- **CONSIGNE A**:
Quels siècles l'extrait fourni ci-dessous mentionne-t-il ? Donnez-les tous.

- **EXTRAIT FOURNI**:

Histoire « athée » du peuple d’Israël (1/3)

Le peuple d’Israël mérite comme les autres nations modernes, humanistes et démocratiques, une histoire objective, vérifiée et débarrassée de la pensée magique que constitue la croyance en dieu.
La pensée magique est la croyance au surnaturel et en psychologie elle constitue un moyen d’échapper à l’angoisse de l’inconnu et au conflit intérieur ; ceci signifie que pour les adeptes de cette pensée il vaut mieux être dans l’erreur que dans l’incertitude. Depuis le XIXe siècle, l’archéologie et les moyens sophistiqués de datation (dont le carbone 14) ont permis de faire la part des choses entre Histoire et Mythologie. La mythologie est au cœur de la Bible et reflète l’état d’esprit des scribes qui l’ont écrite à partir du Ve siècle, et qui l’ont imaginée, en dehors de considérations logiques et chronologiques, afin de parvenir à leurs fins théologiques, au prix de la réalité.
Leurs écrits visaient à convaincre les lecteurs de l’ordre du déroulement des faits et de la nécessité de facteurs magiques pour les expliquer. Le recours à un dieu pour expliquer les choses a été pratique et rassurant tout en évitant d’admettre que l’univers contient encore nombre d’aspects que le cerveau humain ne peut concevoir.
À l’inverse, la découverte et l’acceptation de nos limites encouragent la recherche et le progrès alors que la pensée magique freine l’évolution de la civilisation. Notre référence clef est le livre « La Bible dévoilée » du célèbre historien et archéologue israélien Israel Finkelstein (Institut d’archéologie de l’université de Tel Aviv) et de Neil Asher Silberman (spécialiste belge en archéologie) qui s’en tient aux faits archéologiques et historiques, particulièrement significatifs à la lumière des progrès réalisés en matière de datation à partir du XXe siècle.
Nous mentionnons de très nombreux extraits de ce livre dont nous recommandons la lecture.

- **CONSIGNE B**:
Pouvez-vous citer à l'identique les lignes des enregistrements ci-dessous, depuis leur tout début jusqu'à la ligne contenant « tab-bar: Performance Demographics », celle-ci comprise ?

- **MATÉRIEL DE TRAVAIL**:
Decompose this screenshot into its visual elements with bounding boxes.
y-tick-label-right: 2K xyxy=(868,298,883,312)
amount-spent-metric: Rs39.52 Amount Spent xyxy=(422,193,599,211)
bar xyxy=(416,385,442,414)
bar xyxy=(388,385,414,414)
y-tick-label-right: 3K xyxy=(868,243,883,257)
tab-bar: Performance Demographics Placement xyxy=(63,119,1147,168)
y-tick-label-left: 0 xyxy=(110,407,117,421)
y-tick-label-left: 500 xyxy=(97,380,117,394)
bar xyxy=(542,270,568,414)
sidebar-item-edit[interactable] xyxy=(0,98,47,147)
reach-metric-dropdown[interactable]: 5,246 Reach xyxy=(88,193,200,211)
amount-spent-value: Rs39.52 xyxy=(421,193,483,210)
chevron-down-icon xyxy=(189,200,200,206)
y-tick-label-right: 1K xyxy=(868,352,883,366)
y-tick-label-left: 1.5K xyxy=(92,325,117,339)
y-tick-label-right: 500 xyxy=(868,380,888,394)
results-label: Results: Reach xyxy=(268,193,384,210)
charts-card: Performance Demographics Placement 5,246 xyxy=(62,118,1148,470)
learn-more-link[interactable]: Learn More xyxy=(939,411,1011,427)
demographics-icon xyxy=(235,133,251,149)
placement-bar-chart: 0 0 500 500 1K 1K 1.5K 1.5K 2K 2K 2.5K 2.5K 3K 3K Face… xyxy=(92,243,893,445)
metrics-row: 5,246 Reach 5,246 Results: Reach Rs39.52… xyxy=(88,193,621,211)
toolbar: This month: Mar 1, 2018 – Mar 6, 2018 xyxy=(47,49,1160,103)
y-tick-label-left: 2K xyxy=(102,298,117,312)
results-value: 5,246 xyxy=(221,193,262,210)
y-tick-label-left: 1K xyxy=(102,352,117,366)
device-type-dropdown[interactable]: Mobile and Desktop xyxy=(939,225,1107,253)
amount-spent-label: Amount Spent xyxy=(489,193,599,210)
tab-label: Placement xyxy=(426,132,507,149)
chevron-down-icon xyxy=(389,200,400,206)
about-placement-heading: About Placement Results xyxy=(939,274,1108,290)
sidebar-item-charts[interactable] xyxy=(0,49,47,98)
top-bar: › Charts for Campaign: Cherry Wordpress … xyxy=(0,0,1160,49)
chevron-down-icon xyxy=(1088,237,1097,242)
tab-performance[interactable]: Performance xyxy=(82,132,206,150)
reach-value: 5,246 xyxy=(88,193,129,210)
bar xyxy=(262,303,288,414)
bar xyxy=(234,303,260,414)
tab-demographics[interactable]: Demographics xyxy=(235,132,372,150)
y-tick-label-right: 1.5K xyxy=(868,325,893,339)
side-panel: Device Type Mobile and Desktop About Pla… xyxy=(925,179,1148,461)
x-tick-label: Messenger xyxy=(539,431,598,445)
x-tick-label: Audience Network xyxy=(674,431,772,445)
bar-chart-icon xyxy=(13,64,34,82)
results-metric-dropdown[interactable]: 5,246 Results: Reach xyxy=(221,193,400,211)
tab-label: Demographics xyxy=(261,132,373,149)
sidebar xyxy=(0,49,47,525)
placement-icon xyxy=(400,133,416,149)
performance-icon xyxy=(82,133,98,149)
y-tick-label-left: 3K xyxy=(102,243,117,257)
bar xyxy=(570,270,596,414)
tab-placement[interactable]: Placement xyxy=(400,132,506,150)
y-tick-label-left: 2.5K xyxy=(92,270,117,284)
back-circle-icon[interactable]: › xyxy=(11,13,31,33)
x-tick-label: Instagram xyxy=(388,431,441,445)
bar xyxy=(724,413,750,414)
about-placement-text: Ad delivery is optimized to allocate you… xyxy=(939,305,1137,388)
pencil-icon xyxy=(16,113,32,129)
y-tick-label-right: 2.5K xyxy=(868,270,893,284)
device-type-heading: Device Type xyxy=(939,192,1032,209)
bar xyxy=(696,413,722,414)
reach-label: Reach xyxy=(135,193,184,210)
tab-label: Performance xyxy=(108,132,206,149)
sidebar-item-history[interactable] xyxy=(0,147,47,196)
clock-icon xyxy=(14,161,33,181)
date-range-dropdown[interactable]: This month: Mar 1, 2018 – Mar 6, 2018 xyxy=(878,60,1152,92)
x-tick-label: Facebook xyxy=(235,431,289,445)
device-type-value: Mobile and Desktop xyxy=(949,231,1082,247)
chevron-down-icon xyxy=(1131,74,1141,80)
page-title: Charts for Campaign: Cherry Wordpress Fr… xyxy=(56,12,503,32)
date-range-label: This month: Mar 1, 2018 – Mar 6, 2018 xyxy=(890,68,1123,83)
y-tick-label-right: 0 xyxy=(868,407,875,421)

- **RÉPONSE FINALE A**:
XIXe siècle, Ve siècle, XXe siècle

- **RÉPONSE FINALE B**:
Decompose this screenshot into its visual elements with bounding boxes.
y-tick-label-right: 2K xyxy=(868,298,883,312)
amount-spent-metric: Rs39.52 Amount Spent xyxy=(422,193,599,211)
bar xyxy=(416,385,442,414)
bar xyxy=(388,385,414,414)
y-tick-label-right: 3K xyxy=(868,243,883,257)
tab-bar: Performance Demographics Placement xyxy=(63,119,1147,168)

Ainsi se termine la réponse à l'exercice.